== WRITTEN PROBLEM ==
Extract, from the records beneath this instruction, each line that contains the word "second".

Stored dataset items
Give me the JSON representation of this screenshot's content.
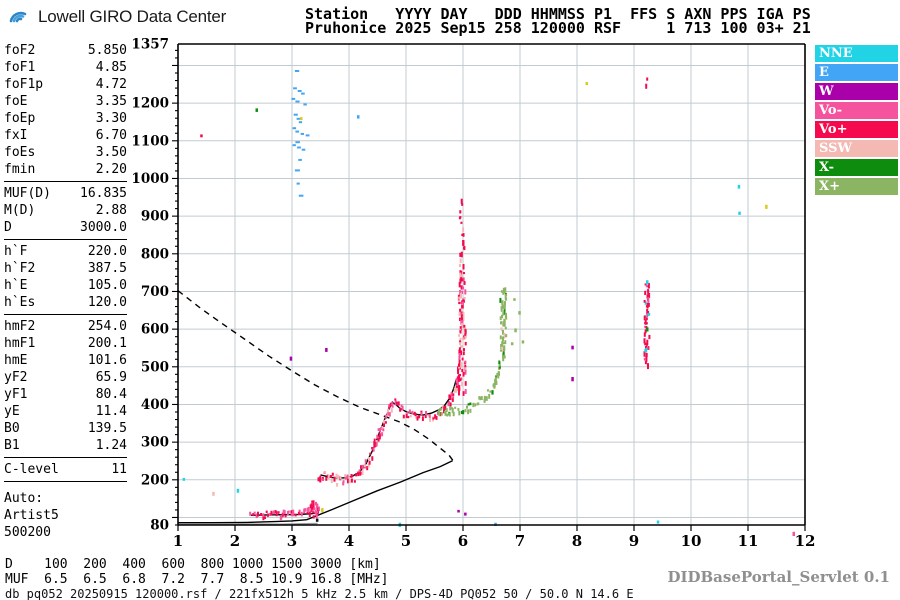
{
  "header": {
    "app_title": "Lowell GIRO Data Center",
    "record_line1": "Station   YYYY DAY   DDD HHMMSS P1  FFS S AXN PPS IGA PS",
    "record_line2": "Pruhonice 2025 Sep15 258 120000 RSF     1 713 100 03+ 21"
  },
  "parameters": {
    "groups": [
      {
        "rows": [
          [
            "foF2",
            "5.850"
          ],
          [
            "foF1",
            "4.85"
          ],
          [
            "foF1p",
            "4.72"
          ],
          [
            "foE",
            "3.35"
          ],
          [
            "foEp",
            "3.30"
          ],
          [
            "fxI",
            "6.70"
          ],
          [
            "foEs",
            "3.50"
          ],
          [
            "fmin",
            "2.20"
          ]
        ]
      },
      {
        "rows": [
          [
            "MUF(D)",
            "16.835"
          ],
          [
            "M(D)",
            "2.88"
          ],
          [
            "D",
            "3000.0"
          ]
        ]
      },
      {
        "rows": [
          [
            "h`F",
            "220.0"
          ],
          [
            "h`F2",
            "387.5"
          ],
          [
            "h`E",
            "105.0"
          ],
          [
            "h`Es",
            "120.0"
          ]
        ]
      },
      {
        "rows": [
          [
            "hmF2",
            "254.0"
          ],
          [
            "hmF1",
            "200.1"
          ],
          [
            "hmE",
            "101.6"
          ],
          [
            "yF2",
            "65.9"
          ],
          [
            "yF1",
            "80.4"
          ],
          [
            "yE",
            "11.4"
          ],
          [
            "B0",
            "139.5"
          ],
          [
            "B1",
            "1.24"
          ]
        ]
      },
      {
        "rows": [
          [
            "C-level",
            "11"
          ]
        ]
      }
    ],
    "auto_block": [
      "Auto:",
      "Artist5",
      "500200"
    ]
  },
  "legend": [
    {
      "label": "NNE",
      "color": "#22D3E6"
    },
    {
      "label": "E",
      "color": "#42A5F5"
    },
    {
      "label": "W",
      "color": "#AA00AA"
    },
    {
      "label": "Vo-",
      "color": "#F6539E"
    },
    {
      "label": "Vo+",
      "color": "#F50A4E"
    },
    {
      "label": "SSW",
      "color": "#F4B9B2"
    },
    {
      "label": "X-",
      "color": "#0E8C0E"
    },
    {
      "label": "X+",
      "color": "#8CB563"
    }
  ],
  "palette": {
    "nne": "#22D3E6",
    "e": "#42A5F5",
    "w": "#AA00AA",
    "vom": "#F6539E",
    "vop": "#F50A4E",
    "ssw": "#F4B9B2",
    "xm": "#0E8C0E",
    "xp": "#8CB563",
    "yellow": "#D9CC1C",
    "black": "#111111",
    "grid": "#C2CBD2",
    "axis": "#000000"
  },
  "footer": {
    "d_label": "D",
    "muf_label": "MUF",
    "d_values": [
      "100",
      "200",
      "400",
      "600",
      "800",
      "1000",
      "1500",
      "3000"
    ],
    "muf_values": [
      "6.5",
      "6.5",
      "6.8",
      "7.2",
      "7.7",
      "8.5",
      "10.9",
      "16.8"
    ],
    "d_unit": "[km]",
    "muf_unit": "[MHz]",
    "status_line": "db pq052 20250915 120000.rsf / 221fx512h 5 kHz 2.5 km / DPS-4D PQ052 50 / 50.0 N 14.6 E",
    "servlet_label": "DIDBasePortal_Servlet 0.1"
  },
  "chart_data": {
    "type": "scatter",
    "title": "Pruhonice ionogram 2025 Sep15 120000",
    "x_axis": {
      "unit": "MHz",
      "range": [
        1,
        12
      ],
      "ticks": [
        1,
        2,
        3,
        4,
        5,
        6,
        7,
        8,
        9,
        10,
        11,
        12
      ],
      "grid_step": 1
    },
    "y_axis": {
      "unit": "km",
      "range": [
        80,
        1357
      ],
      "tick_labels": [
        1357,
        1200,
        1100,
        1000,
        900,
        800,
        700,
        600,
        500,
        400,
        300,
        200,
        80
      ],
      "grid_step": 100,
      "minor_tick_step": 20
    },
    "lines": [
      {
        "name": "transmission-curve",
        "style": "dashed",
        "color": "black",
        "points": [
          [
            1.0,
            702
          ],
          [
            1.4,
            655
          ],
          [
            1.8,
            612
          ],
          [
            2.2,
            570
          ],
          [
            2.6,
            528
          ],
          [
            3.0,
            489
          ],
          [
            3.4,
            452
          ],
          [
            3.8,
            420
          ],
          [
            4.2,
            392
          ],
          [
            4.6,
            370
          ],
          [
            4.9,
            353
          ],
          [
            5.15,
            333
          ],
          [
            5.4,
            308
          ],
          [
            5.6,
            284
          ],
          [
            5.75,
            266
          ],
          [
            5.82,
            252
          ]
        ]
      },
      {
        "name": "true-height-profile",
        "style": "solid",
        "color": "black",
        "points": [
          [
            1.0,
            86
          ],
          [
            1.6,
            86
          ],
          [
            2.2,
            87
          ],
          [
            2.7,
            89
          ],
          [
            3.0,
            91
          ],
          [
            3.26,
            94
          ],
          [
            3.7,
            121
          ],
          [
            4.1,
            146
          ],
          [
            4.5,
            171
          ],
          [
            4.9,
            194
          ],
          [
            5.3,
            219
          ],
          [
            5.6,
            235
          ],
          [
            5.82,
            251
          ]
        ]
      },
      {
        "name": "fitted-o-trace",
        "style": "solid",
        "color": "black",
        "points": [
          [
            3.5,
            213
          ],
          [
            3.7,
            206
          ],
          [
            3.9,
            205
          ],
          [
            4.05,
            209
          ],
          [
            4.18,
            220
          ],
          [
            4.3,
            243
          ],
          [
            4.42,
            280
          ],
          [
            4.52,
            320
          ],
          [
            4.62,
            358
          ],
          [
            4.7,
            388
          ],
          [
            4.76,
            406
          ],
          [
            4.82,
            400
          ],
          [
            4.9,
            389
          ],
          [
            5.0,
            381
          ],
          [
            5.15,
            374
          ],
          [
            5.3,
            372
          ],
          [
            5.45,
            377
          ],
          [
            5.58,
            386
          ],
          [
            5.68,
            398
          ],
          [
            5.78,
            420
          ],
          [
            5.84,
            444
          ],
          [
            5.88,
            466
          ]
        ]
      },
      {
        "name": "baseline-gray",
        "style": "solid",
        "color": "#9a9a9a",
        "points": [
          [
            1.0,
            83
          ],
          [
            2.0,
            83
          ],
          [
            2.8,
            82
          ],
          [
            3.45,
            84
          ]
        ]
      },
      {
        "name": "es-baseline",
        "style": "solid",
        "color": "black",
        "points": [
          [
            2.28,
            106
          ],
          [
            2.7,
            107
          ],
          [
            3.1,
            108
          ],
          [
            3.35,
            110
          ],
          [
            3.45,
            113
          ]
        ]
      }
    ],
    "traces": [
      {
        "name": "o-trace-F",
        "jitter": 5,
        "colors": {
          "vop": 5,
          "vom": 3,
          "ssw": 2
        },
        "points": [
          [
            3.45,
            216
          ],
          [
            3.6,
            209
          ],
          [
            3.75,
            205
          ],
          [
            3.9,
            204
          ],
          [
            4.05,
            209
          ],
          [
            4.15,
            218
          ],
          [
            4.25,
            235
          ],
          [
            4.35,
            262
          ],
          [
            4.45,
            300
          ],
          [
            4.55,
            338
          ],
          [
            4.65,
            372
          ],
          [
            4.72,
            394
          ],
          [
            4.78,
            406
          ],
          [
            4.84,
            401
          ],
          [
            4.92,
            389
          ],
          [
            5.0,
            381
          ],
          [
            5.1,
            375
          ],
          [
            5.25,
            371
          ],
          [
            5.4,
            374
          ],
          [
            5.52,
            381
          ],
          [
            5.62,
            391
          ],
          [
            5.72,
            406
          ],
          [
            5.8,
            426
          ],
          [
            5.86,
            450
          ],
          [
            5.9,
            478
          ],
          [
            5.93,
            510
          ]
        ]
      },
      {
        "name": "es-trace",
        "jitter": 3,
        "colors": {
          "vop": 5,
          "vom": 4
        },
        "points": [
          [
            2.25,
            110
          ],
          [
            2.4,
            111
          ],
          [
            2.55,
            111
          ],
          [
            2.7,
            112
          ],
          [
            2.85,
            113
          ],
          [
            3.0,
            114
          ],
          [
            3.1,
            116
          ],
          [
            3.2,
            119
          ],
          [
            3.28,
            125
          ]
        ]
      },
      {
        "name": "x-trace",
        "jitter": 4,
        "colors": {
          "xp": 8,
          "xm": 2
        },
        "points": [
          [
            5.55,
            384
          ],
          [
            5.7,
            386
          ],
          [
            5.85,
            389
          ],
          [
            6.0,
            393
          ],
          [
            6.12,
            399
          ],
          [
            6.24,
            408
          ],
          [
            6.35,
            421
          ],
          [
            6.45,
            438
          ],
          [
            6.53,
            459
          ],
          [
            6.6,
            486
          ],
          [
            6.64,
            515
          ]
        ]
      }
    ],
    "columns": [
      {
        "name": "o-asymptote-dense",
        "f": 5.97,
        "h0": 432,
        "h1": 755,
        "spread": 3.5,
        "step": 2,
        "colors": {
          "vop": 6,
          "vom": 2,
          "ssw": 2
        }
      },
      {
        "name": "o-asymptote-sparse",
        "f": 5.96,
        "h0": 760,
        "h1": 948,
        "spread": 3,
        "step": 6,
        "colors": {
          "vop": 7,
          "ssw": 3
        }
      },
      {
        "name": "x-asymptote",
        "f": 6.69,
        "h0": 520,
        "h1": 712,
        "spread": 3,
        "step": 2.5,
        "colors": {
          "xp": 8,
          "xm": 1,
          "ssw": 1
        }
      },
      {
        "name": "second-hop-cluster",
        "f": 9.21,
        "h0": 506,
        "h1": 723,
        "spread": 2.5,
        "step": 2.5,
        "colors": {
          "vop": 8,
          "vom": 1,
          "nne": 1
        }
      },
      {
        "name": "second-hop-top",
        "f": 9.2,
        "h0": 1246,
        "h1": 1266,
        "spread": 1,
        "step": 5,
        "colors": {
          "vop": 1
        }
      },
      {
        "name": "es-spread-1",
        "f": 3.3,
        "h0": 106,
        "h1": 137,
        "spread": 1.5,
        "step": 3,
        "colors": {
          "vop": 6,
          "vom": 4
        }
      },
      {
        "name": "es-spread-2",
        "f": 3.35,
        "h0": 105,
        "h1": 146,
        "spread": 1.5,
        "step": 3,
        "colors": {
          "vop": 6,
          "vom": 4
        }
      },
      {
        "name": "es-spread-3",
        "f": 3.4,
        "h0": 106,
        "h1": 143,
        "spread": 1.5,
        "step": 3,
        "colors": {
          "vop": 6,
          "vom": 4
        }
      },
      {
        "name": "es-spread-4",
        "f": 3.44,
        "h0": 108,
        "h1": 131,
        "spread": 1.5,
        "step": 3,
        "colors": {
          "vop": 6,
          "vom": 4
        }
      }
    ],
    "clusters": [
      {
        "name": "spread-f-echoes",
        "color": "e",
        "points": [
          [
            3.05,
            1288
          ],
          [
            3.02,
            1242
          ],
          [
            3.1,
            1235
          ],
          [
            3.16,
            1228
          ],
          [
            2.99,
            1214
          ],
          [
            3.06,
            1207
          ],
          [
            3.2,
            1199
          ],
          [
            3.03,
            1172
          ],
          [
            3.08,
            1161
          ],
          [
            3.12,
            1152
          ],
          [
            3.01,
            1136
          ],
          [
            3.06,
            1127
          ],
          [
            3.15,
            1121
          ],
          [
            3.24,
            1117
          ],
          [
            3.06,
            1099
          ],
          [
            3.01,
            1091
          ],
          [
            3.09,
            1085
          ],
          [
            3.17,
            1079
          ],
          [
            3.11,
            1052
          ],
          [
            3.05,
            1024
          ],
          [
            3.08,
            989
          ],
          [
            3.12,
            957
          ]
        ]
      }
    ],
    "stray_points": [
      [
        "vop",
        1.39,
        1117
      ],
      [
        "xm",
        2.36,
        1186
      ],
      [
        "yellow",
        3.14,
        1163
      ],
      [
        "yellow",
        8.15,
        1256
      ],
      [
        "nne",
        10.82,
        983
      ],
      [
        "nne",
        10.83,
        912
      ],
      [
        "yellow",
        11.3,
        930
      ],
      [
        "w",
        7.9,
        556
      ],
      [
        "w",
        7.9,
        473
      ],
      [
        "w",
        5.9,
        120
      ],
      [
        "w",
        6.02,
        113
      ],
      [
        "w",
        2.96,
        527
      ],
      [
        "w",
        3.58,
        550
      ],
      [
        "nne",
        2.03,
        176
      ],
      [
        "nne",
        1.08,
        205
      ],
      [
        "ssw",
        1.6,
        168
      ],
      [
        "nne",
        4.87,
        86
      ],
      [
        "e",
        6.55,
        86
      ],
      [
        "vom",
        11.78,
        62
      ],
      [
        "nne",
        9.4,
        92
      ],
      [
        "xp",
        6.84,
        565
      ],
      [
        "xp",
        6.9,
        602
      ],
      [
        "xp",
        6.97,
        648
      ],
      [
        "xp",
        6.88,
        682
      ],
      [
        "xp",
        7.03,
        570
      ],
      [
        "xm",
        9.21,
        605
      ],
      [
        "nne",
        9.21,
        730
      ],
      [
        "nne",
        9.24,
        643
      ],
      [
        "nne",
        9.18,
        548
      ],
      [
        "yellow",
        3.51,
        125
      ],
      [
        "black",
        3.42,
        97
      ],
      [
        "e",
        4.14,
        1168
      ]
    ]
  }
}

== TASK ANSWER ==
        "name": "second-hop-cluster",
        "name": "second-hop-top",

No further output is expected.